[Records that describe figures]
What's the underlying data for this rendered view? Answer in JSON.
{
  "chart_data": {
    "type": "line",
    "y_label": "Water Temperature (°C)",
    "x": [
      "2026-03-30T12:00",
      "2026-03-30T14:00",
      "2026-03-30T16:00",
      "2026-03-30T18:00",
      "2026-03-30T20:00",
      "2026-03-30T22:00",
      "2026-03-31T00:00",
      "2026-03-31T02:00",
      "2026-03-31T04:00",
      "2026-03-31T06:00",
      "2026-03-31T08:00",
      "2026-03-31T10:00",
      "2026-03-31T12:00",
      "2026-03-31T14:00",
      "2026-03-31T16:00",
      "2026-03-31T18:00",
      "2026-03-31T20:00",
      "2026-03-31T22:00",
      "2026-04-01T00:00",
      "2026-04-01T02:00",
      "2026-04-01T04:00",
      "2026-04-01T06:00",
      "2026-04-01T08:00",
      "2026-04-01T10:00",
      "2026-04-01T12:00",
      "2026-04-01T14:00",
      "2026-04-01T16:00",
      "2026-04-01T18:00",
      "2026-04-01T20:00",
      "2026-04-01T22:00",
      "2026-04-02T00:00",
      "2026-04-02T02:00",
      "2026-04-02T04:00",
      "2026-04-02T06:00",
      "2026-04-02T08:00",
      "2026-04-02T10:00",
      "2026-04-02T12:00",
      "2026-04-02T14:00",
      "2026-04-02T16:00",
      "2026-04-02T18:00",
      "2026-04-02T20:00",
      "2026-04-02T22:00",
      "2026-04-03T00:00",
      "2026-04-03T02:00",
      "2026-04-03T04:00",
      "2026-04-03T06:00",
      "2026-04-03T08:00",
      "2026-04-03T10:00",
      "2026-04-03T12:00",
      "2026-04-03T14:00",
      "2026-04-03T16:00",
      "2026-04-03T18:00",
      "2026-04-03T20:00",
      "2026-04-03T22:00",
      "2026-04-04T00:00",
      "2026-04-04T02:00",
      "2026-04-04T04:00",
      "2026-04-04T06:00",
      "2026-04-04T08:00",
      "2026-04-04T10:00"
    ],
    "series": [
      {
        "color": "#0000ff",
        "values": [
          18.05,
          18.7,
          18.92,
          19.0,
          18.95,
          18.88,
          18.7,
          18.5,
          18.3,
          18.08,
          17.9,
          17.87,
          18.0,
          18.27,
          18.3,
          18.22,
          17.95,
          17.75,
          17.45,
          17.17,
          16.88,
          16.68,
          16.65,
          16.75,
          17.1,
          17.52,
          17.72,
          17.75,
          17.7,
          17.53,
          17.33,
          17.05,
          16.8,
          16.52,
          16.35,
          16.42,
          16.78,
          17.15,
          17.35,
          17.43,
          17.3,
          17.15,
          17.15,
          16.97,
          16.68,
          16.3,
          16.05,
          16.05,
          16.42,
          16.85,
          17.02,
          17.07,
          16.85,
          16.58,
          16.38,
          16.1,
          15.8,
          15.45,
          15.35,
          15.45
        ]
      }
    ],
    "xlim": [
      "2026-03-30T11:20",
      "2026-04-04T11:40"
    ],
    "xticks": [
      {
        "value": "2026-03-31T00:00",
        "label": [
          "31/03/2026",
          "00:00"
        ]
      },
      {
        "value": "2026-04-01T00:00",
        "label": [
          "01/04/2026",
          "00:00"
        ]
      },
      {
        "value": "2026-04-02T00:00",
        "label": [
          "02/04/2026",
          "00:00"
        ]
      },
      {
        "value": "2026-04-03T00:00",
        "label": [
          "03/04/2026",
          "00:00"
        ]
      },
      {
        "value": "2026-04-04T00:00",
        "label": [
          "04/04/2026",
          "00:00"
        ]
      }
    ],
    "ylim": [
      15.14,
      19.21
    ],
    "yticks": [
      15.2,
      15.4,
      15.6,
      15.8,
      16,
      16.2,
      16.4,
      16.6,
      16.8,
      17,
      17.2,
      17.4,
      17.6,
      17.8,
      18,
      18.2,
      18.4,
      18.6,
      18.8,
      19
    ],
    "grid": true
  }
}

...

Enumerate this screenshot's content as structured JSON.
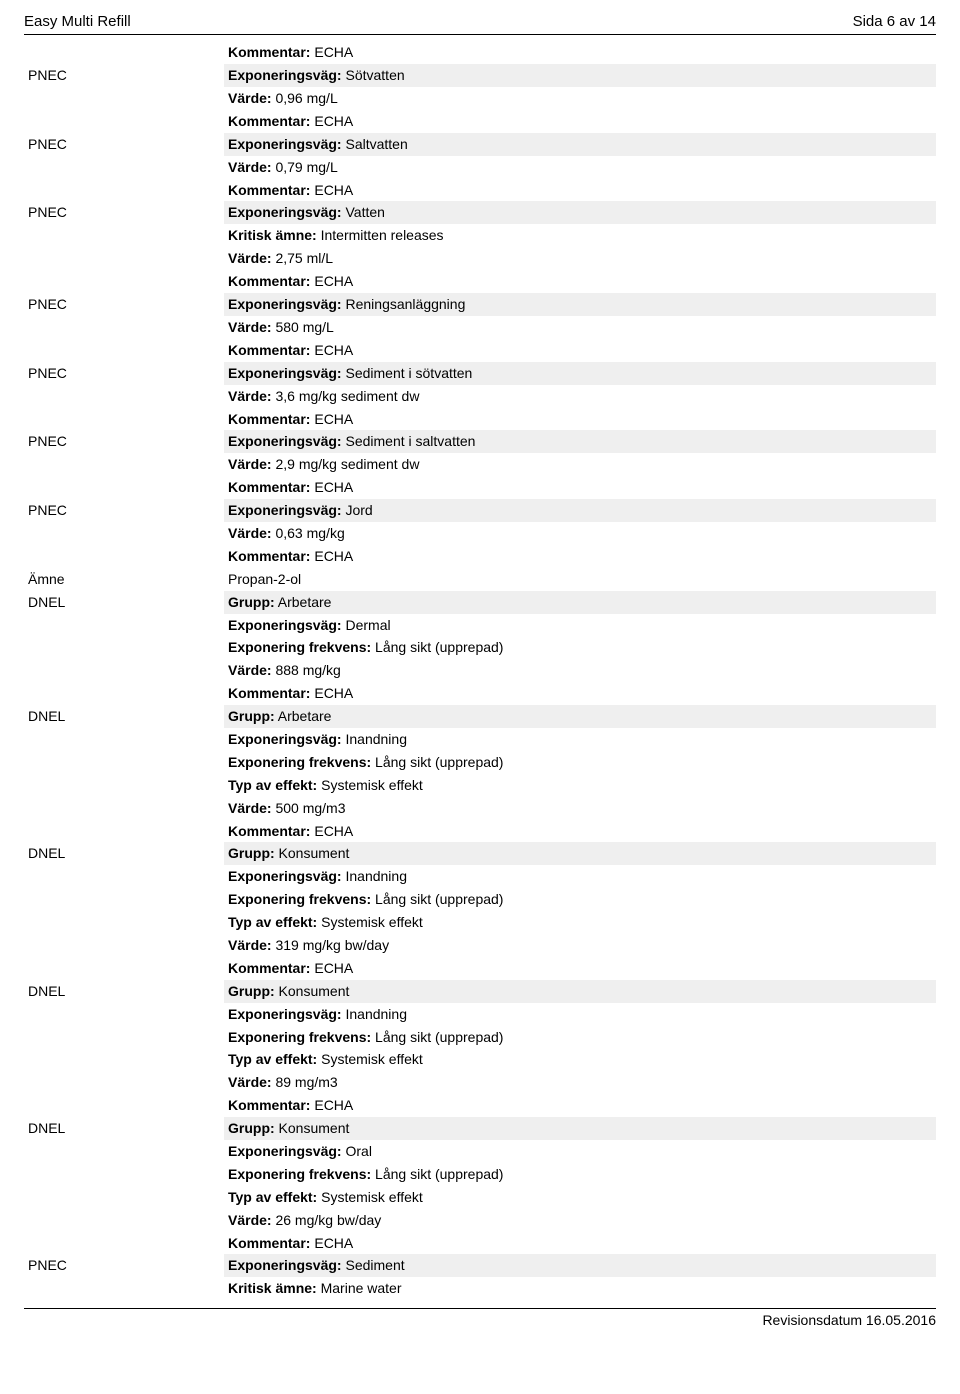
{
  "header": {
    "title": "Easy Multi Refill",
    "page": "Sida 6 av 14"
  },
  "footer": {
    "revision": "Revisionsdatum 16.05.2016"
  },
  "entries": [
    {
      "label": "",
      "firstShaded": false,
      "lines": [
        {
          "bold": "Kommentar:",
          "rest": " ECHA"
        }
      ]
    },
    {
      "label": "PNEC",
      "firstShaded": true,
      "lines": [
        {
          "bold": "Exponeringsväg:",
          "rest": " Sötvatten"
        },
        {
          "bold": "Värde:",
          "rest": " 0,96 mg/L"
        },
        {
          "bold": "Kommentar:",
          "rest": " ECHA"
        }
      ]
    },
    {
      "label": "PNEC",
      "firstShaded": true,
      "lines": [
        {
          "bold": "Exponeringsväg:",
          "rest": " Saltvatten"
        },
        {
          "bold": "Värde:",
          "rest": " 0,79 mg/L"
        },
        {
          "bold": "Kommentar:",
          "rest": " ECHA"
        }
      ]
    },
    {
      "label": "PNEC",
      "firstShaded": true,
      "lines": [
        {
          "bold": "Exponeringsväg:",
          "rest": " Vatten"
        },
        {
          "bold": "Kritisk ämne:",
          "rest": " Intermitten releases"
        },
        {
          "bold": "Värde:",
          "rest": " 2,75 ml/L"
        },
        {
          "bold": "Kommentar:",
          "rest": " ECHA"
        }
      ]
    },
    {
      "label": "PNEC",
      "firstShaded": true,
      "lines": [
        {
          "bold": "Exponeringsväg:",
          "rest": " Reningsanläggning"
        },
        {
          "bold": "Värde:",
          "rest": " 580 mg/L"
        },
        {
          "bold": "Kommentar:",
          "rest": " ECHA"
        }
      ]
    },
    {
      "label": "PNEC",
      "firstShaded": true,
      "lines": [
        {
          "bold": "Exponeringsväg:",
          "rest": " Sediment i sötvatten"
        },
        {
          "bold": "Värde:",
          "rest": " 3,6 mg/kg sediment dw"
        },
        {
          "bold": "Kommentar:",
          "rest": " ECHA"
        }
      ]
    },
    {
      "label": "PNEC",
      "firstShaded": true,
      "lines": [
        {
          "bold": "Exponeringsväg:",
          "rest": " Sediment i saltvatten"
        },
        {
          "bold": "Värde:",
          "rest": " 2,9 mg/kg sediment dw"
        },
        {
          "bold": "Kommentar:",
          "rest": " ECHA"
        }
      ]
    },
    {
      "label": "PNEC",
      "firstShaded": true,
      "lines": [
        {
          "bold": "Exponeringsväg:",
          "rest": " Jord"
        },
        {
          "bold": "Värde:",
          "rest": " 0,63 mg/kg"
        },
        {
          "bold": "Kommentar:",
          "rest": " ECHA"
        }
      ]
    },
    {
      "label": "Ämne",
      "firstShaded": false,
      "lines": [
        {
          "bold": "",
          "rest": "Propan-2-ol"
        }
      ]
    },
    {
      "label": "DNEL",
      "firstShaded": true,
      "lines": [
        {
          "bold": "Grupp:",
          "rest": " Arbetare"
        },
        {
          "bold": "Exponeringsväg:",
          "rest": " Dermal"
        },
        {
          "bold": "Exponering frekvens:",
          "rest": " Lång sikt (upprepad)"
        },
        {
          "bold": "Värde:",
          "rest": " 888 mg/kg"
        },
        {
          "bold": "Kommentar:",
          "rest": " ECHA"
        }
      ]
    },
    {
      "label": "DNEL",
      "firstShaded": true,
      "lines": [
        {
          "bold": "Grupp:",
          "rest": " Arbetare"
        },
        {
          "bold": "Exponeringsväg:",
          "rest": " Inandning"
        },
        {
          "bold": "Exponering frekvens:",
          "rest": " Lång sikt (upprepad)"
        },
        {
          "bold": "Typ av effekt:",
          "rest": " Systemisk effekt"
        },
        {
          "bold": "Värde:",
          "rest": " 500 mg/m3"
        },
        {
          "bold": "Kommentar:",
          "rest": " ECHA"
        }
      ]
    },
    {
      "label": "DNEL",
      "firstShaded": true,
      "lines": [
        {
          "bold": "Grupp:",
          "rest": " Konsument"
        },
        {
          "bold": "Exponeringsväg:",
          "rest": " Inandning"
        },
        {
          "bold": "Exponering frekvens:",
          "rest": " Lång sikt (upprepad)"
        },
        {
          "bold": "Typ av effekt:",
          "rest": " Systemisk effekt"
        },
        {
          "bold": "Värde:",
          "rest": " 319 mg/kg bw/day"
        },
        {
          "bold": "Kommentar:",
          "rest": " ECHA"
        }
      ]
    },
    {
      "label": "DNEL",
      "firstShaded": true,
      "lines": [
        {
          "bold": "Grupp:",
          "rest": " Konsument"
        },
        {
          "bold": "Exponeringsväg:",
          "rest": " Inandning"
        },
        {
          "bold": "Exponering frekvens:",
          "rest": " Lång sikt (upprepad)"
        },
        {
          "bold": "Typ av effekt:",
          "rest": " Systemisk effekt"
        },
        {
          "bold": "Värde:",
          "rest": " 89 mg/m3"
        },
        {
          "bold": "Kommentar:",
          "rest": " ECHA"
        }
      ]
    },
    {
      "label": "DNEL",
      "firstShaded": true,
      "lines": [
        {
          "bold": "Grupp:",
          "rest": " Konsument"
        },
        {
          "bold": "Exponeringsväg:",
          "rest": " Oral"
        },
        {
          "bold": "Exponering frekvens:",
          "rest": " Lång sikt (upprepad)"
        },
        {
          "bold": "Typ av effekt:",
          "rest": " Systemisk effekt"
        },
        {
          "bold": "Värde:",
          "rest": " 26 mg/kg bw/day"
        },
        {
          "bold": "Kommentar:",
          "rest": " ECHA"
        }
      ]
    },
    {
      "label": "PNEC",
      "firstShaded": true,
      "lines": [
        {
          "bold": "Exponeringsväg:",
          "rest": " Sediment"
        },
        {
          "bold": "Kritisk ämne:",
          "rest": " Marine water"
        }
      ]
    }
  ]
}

■ **What to produce**
Pick out each line containing the string "JSON" and copy it.

■ **Response for this exercise**
What's the underlying data for this rendered view? Answer in JSON.
Enumerate this screenshot's content as structured JSON.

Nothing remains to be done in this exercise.